[AIM OF THE TASK]:
Lines that hold the word "grid" should be located and copied.

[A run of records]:

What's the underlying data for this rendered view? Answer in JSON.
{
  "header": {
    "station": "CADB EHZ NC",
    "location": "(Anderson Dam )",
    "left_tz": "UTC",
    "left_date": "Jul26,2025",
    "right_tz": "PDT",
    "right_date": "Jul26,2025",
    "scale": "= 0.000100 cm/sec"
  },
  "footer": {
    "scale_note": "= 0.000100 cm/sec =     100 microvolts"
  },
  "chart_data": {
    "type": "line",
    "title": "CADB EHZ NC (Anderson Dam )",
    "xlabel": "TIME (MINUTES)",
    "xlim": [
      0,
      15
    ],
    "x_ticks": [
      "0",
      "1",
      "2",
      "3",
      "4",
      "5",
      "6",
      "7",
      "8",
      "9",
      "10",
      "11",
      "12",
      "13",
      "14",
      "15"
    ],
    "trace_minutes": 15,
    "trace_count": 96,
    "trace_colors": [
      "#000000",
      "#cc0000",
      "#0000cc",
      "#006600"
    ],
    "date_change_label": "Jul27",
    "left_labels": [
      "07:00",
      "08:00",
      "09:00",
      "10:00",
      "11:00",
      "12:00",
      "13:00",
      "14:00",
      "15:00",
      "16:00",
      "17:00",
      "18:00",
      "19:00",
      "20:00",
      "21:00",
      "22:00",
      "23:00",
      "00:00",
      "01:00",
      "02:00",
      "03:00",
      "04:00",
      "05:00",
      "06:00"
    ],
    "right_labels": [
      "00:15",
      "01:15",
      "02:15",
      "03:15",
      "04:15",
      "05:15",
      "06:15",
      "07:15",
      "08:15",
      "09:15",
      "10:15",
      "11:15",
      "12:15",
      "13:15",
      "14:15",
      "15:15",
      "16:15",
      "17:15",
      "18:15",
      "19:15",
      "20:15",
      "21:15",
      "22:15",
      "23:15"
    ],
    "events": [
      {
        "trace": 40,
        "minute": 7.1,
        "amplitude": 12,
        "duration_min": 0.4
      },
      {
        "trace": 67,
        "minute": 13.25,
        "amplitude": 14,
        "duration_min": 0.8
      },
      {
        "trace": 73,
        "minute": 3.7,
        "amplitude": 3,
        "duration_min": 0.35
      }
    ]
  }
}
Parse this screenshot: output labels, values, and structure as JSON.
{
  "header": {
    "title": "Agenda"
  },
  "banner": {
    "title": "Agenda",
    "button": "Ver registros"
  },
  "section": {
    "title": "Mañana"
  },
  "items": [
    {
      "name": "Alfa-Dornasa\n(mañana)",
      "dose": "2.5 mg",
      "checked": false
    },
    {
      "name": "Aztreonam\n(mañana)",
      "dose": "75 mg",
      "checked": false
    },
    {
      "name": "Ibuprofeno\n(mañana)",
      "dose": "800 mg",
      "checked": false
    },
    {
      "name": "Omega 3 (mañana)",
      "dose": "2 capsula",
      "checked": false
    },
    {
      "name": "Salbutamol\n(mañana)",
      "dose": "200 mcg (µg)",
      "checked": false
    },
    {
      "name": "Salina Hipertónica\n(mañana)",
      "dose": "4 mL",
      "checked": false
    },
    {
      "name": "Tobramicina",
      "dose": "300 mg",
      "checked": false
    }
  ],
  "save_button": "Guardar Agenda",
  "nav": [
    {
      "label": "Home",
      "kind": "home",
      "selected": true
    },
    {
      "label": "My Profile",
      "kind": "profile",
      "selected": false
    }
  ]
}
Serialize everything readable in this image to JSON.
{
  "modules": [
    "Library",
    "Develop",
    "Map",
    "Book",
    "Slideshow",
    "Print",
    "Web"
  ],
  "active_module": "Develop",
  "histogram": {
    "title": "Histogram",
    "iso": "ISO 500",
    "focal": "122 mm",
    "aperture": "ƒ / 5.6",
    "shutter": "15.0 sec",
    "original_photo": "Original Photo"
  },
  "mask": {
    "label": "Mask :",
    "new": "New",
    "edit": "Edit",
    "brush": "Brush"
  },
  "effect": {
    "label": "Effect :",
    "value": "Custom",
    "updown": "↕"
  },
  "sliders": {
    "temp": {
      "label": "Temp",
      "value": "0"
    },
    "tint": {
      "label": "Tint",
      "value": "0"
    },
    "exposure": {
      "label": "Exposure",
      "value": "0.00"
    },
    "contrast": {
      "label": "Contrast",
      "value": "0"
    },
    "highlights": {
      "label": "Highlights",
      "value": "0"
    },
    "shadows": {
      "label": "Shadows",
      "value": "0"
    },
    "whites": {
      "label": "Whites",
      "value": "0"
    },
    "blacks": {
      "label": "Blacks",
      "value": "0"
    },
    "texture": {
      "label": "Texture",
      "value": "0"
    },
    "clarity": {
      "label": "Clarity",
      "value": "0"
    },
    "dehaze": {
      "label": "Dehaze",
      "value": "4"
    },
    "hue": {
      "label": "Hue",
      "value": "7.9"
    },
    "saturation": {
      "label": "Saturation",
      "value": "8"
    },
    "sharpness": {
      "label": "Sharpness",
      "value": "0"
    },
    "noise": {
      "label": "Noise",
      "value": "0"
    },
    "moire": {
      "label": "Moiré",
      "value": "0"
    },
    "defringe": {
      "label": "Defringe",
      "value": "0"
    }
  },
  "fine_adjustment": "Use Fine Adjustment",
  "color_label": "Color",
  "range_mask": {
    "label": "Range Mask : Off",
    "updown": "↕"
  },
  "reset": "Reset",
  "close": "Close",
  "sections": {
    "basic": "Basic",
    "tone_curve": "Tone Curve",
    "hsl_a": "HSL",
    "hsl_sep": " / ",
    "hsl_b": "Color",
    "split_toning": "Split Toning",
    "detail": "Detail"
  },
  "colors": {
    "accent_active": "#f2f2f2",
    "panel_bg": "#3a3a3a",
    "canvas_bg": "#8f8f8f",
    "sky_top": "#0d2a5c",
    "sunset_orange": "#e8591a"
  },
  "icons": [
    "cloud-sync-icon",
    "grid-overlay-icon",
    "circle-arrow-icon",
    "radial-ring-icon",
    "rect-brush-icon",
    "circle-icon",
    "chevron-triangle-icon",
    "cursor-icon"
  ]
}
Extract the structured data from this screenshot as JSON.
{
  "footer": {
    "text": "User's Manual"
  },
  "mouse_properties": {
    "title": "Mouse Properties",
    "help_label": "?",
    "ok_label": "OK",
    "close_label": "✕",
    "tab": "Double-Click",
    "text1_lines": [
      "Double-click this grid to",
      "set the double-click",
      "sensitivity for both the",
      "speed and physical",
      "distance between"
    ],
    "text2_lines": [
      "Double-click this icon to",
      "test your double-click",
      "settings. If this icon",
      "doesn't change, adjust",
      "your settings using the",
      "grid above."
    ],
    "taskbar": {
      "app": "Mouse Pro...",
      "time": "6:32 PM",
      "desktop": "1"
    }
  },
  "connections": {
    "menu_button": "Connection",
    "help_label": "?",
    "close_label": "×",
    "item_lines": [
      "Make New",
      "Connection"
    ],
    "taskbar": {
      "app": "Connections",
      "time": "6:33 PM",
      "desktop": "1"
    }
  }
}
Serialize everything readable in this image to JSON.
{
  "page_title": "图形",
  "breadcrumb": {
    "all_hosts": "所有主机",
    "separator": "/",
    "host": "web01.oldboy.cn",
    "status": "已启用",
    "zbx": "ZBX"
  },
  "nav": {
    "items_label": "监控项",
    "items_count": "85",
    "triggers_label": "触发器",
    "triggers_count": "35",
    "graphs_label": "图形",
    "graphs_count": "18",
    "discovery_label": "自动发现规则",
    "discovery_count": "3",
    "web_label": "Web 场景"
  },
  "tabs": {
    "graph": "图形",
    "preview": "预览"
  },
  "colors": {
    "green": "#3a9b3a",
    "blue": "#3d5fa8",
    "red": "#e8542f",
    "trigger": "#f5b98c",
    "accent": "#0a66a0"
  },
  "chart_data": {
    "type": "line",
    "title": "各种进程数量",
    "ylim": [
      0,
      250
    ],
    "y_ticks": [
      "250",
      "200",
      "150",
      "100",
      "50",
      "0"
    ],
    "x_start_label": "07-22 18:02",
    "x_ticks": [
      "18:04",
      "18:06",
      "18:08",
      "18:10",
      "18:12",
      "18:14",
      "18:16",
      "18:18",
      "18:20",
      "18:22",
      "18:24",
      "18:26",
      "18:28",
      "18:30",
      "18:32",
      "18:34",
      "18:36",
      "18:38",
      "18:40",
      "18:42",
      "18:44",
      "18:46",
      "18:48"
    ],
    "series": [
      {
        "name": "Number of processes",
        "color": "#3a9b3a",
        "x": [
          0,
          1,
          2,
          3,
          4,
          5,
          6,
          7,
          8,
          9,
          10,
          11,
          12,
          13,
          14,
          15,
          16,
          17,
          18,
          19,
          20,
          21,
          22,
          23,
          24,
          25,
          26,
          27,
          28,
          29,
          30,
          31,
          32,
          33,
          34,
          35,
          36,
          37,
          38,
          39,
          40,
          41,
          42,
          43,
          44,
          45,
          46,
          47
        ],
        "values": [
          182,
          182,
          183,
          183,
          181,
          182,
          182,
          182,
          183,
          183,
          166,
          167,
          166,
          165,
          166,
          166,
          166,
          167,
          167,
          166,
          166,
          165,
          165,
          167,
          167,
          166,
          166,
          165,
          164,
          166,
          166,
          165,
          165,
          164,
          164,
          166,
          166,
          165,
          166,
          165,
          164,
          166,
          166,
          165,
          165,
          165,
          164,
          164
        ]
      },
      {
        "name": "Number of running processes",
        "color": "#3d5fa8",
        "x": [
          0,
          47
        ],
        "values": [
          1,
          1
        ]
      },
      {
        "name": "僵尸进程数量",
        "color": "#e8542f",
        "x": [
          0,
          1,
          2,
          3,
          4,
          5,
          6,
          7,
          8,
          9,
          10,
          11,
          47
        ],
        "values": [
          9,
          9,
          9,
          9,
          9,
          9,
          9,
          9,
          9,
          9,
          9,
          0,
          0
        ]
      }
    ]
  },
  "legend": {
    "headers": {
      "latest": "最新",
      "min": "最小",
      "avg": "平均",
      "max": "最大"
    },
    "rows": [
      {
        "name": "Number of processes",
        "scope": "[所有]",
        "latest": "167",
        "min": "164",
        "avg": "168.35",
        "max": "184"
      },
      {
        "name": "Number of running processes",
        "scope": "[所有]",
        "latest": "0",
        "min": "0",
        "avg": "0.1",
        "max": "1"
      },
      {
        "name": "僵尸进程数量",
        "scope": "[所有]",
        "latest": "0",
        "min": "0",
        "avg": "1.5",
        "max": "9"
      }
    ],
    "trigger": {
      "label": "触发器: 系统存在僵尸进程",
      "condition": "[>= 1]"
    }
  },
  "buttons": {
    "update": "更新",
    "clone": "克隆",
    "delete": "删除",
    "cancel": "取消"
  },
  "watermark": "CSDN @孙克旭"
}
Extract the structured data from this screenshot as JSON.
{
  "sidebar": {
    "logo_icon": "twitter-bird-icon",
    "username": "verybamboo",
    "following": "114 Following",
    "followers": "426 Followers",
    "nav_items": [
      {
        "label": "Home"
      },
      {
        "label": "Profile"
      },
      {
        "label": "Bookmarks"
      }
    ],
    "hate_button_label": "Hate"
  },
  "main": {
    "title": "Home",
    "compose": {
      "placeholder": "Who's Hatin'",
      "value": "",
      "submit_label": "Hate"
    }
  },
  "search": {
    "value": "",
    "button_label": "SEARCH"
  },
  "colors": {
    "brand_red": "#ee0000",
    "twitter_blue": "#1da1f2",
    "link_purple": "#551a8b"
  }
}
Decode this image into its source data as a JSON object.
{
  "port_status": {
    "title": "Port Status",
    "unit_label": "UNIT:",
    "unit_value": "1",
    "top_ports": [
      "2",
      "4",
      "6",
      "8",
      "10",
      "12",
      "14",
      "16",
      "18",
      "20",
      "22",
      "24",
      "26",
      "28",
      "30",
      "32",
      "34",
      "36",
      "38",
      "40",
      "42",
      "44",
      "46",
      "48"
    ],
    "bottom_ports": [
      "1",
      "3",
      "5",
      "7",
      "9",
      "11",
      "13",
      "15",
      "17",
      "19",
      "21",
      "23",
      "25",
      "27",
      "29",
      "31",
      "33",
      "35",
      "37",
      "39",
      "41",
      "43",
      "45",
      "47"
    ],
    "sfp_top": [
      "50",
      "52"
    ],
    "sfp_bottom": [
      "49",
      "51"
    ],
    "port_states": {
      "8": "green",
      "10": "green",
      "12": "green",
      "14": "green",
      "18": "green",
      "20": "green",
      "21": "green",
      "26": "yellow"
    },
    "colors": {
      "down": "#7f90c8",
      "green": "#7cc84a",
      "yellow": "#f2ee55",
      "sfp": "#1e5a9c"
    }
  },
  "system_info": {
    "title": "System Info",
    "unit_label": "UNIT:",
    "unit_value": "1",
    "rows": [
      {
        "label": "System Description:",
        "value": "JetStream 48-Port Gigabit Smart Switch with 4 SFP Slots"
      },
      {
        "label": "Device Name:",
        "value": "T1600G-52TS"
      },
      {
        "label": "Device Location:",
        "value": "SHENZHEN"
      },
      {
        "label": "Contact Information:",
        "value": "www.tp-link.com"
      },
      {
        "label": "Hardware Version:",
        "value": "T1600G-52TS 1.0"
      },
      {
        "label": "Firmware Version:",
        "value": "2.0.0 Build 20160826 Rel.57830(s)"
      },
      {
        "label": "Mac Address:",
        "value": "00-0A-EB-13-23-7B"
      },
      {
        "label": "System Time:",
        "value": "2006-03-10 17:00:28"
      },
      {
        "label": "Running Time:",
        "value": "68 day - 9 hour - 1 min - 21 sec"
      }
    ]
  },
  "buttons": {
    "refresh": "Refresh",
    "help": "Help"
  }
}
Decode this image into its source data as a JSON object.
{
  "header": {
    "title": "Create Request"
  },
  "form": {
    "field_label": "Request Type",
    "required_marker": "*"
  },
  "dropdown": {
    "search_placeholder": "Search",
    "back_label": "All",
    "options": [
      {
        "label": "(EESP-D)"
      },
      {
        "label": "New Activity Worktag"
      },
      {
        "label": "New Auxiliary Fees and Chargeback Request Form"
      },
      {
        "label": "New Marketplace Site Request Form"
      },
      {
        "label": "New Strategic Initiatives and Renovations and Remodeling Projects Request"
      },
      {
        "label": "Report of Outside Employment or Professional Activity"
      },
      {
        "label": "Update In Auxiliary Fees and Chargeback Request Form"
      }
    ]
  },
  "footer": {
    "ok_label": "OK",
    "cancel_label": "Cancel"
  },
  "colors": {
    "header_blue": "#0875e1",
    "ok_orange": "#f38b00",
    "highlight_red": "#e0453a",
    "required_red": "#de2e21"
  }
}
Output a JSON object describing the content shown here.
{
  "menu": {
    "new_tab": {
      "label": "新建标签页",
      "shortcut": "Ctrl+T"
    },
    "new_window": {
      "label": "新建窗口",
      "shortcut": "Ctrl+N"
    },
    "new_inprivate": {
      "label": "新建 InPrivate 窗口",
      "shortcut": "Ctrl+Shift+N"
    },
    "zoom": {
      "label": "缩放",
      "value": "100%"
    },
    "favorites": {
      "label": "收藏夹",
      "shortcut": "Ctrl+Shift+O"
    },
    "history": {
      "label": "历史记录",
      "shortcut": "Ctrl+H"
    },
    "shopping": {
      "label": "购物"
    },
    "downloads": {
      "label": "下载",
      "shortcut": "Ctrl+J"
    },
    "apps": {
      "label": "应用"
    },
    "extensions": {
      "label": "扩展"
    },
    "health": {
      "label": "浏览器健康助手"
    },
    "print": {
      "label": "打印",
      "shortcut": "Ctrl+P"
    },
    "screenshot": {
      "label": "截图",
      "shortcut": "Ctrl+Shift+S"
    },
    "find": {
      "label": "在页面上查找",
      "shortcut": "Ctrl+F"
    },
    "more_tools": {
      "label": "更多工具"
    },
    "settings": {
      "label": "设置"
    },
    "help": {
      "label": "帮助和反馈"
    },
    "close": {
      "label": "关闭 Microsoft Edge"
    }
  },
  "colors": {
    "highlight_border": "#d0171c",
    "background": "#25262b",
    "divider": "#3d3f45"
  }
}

[SOLUTION FOR THIS TASK]:
    "grid-overlay-icon",
      "Double-click this grid to",
      "grid above."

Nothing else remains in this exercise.